begin Records to use
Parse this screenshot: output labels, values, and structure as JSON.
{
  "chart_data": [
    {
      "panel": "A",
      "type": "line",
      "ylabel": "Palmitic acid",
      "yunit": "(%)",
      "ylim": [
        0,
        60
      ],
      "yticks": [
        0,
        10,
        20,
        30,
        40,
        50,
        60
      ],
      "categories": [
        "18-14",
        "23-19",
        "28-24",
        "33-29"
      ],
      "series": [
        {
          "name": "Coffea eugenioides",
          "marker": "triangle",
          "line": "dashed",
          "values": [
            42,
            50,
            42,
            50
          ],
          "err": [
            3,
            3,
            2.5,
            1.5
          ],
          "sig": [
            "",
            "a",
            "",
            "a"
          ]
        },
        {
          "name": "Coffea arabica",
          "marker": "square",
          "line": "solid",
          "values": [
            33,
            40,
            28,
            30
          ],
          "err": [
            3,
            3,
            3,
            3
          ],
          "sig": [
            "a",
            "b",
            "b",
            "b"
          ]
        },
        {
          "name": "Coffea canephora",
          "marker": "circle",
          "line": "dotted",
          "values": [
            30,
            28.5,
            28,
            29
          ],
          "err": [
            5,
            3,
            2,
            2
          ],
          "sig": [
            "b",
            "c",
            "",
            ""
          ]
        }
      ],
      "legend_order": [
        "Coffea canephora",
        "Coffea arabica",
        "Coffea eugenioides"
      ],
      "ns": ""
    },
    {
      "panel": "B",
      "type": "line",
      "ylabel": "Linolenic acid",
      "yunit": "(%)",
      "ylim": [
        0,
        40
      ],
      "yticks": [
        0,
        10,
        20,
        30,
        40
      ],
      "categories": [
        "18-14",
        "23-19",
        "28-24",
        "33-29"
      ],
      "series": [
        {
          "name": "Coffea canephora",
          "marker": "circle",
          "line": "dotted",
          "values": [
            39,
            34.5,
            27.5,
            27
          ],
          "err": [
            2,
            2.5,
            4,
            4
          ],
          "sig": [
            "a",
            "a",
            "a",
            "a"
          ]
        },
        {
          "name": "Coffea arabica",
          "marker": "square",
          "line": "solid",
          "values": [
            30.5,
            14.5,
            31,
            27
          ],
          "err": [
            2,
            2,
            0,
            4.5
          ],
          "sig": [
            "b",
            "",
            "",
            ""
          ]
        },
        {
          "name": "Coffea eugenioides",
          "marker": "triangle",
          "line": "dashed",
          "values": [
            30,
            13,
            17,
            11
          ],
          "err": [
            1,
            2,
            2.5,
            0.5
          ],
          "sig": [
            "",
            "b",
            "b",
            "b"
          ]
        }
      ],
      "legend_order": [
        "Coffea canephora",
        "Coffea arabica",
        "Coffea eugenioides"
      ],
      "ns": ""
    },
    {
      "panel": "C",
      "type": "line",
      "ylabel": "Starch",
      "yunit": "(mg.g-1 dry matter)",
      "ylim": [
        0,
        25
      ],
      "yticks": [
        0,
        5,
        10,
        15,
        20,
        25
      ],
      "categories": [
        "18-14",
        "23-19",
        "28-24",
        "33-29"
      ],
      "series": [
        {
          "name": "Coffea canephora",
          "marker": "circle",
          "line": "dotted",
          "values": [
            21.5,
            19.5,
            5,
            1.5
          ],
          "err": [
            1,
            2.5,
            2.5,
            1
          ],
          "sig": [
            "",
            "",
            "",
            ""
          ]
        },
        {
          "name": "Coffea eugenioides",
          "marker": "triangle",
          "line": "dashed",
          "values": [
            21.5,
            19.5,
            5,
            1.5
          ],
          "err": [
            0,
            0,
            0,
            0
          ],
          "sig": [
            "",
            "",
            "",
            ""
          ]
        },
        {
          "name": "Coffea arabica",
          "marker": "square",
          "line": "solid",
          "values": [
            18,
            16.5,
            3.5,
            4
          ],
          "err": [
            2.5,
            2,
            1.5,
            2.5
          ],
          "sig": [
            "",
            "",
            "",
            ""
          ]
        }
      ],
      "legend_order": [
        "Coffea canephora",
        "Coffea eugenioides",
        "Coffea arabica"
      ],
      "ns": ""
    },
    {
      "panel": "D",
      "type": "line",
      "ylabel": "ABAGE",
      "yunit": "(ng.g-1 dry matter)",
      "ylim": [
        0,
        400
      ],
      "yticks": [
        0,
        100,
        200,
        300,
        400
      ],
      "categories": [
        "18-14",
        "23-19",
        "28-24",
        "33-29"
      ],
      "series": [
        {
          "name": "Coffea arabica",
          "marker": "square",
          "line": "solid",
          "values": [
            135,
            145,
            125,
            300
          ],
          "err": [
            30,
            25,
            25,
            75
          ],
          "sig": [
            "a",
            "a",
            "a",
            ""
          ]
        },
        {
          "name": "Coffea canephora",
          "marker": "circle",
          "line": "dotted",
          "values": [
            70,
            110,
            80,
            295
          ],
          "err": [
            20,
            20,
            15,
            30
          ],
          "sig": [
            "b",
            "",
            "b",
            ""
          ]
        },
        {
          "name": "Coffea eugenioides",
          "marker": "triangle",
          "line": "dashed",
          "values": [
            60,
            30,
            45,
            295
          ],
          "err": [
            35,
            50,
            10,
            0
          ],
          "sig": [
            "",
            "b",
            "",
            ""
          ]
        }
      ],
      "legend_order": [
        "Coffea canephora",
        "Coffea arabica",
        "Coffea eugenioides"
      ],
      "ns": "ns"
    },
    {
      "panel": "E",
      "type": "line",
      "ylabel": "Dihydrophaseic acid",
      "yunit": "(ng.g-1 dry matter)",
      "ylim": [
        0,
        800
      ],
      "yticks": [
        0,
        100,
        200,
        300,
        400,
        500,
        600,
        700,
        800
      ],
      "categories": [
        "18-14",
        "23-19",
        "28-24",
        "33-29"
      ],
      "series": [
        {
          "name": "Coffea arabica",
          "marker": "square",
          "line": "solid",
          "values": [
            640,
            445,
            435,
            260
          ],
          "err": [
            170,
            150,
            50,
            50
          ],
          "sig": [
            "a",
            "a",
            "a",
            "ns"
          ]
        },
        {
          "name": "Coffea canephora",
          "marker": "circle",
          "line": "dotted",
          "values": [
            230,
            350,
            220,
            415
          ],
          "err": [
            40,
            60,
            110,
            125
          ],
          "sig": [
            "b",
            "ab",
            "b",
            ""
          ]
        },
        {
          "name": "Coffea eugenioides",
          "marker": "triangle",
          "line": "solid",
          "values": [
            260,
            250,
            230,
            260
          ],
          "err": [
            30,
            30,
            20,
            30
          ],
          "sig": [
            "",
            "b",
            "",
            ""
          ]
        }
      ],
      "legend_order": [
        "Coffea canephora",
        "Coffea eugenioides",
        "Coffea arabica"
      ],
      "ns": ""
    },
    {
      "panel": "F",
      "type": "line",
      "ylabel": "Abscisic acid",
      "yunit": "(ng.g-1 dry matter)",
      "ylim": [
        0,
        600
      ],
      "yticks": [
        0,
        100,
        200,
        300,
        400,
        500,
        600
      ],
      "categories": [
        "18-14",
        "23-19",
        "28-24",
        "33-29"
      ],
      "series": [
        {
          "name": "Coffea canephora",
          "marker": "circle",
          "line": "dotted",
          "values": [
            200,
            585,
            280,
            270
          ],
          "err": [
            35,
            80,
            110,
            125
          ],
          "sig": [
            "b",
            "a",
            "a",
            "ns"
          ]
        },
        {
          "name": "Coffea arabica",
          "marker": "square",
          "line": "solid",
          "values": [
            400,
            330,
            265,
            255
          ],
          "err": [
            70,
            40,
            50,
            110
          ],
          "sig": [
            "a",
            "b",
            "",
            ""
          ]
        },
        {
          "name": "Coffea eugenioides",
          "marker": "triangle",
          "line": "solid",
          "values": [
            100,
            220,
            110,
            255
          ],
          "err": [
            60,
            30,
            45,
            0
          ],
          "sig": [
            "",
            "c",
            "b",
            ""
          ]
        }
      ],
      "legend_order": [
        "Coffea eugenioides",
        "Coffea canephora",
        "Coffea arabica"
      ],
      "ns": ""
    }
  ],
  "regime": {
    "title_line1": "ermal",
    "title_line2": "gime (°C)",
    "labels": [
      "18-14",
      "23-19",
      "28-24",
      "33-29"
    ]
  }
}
end Records to use
Problem statement: Tell how many lines in the material contain the word "ylabel". Only the number is wanted.

Exercise output: 6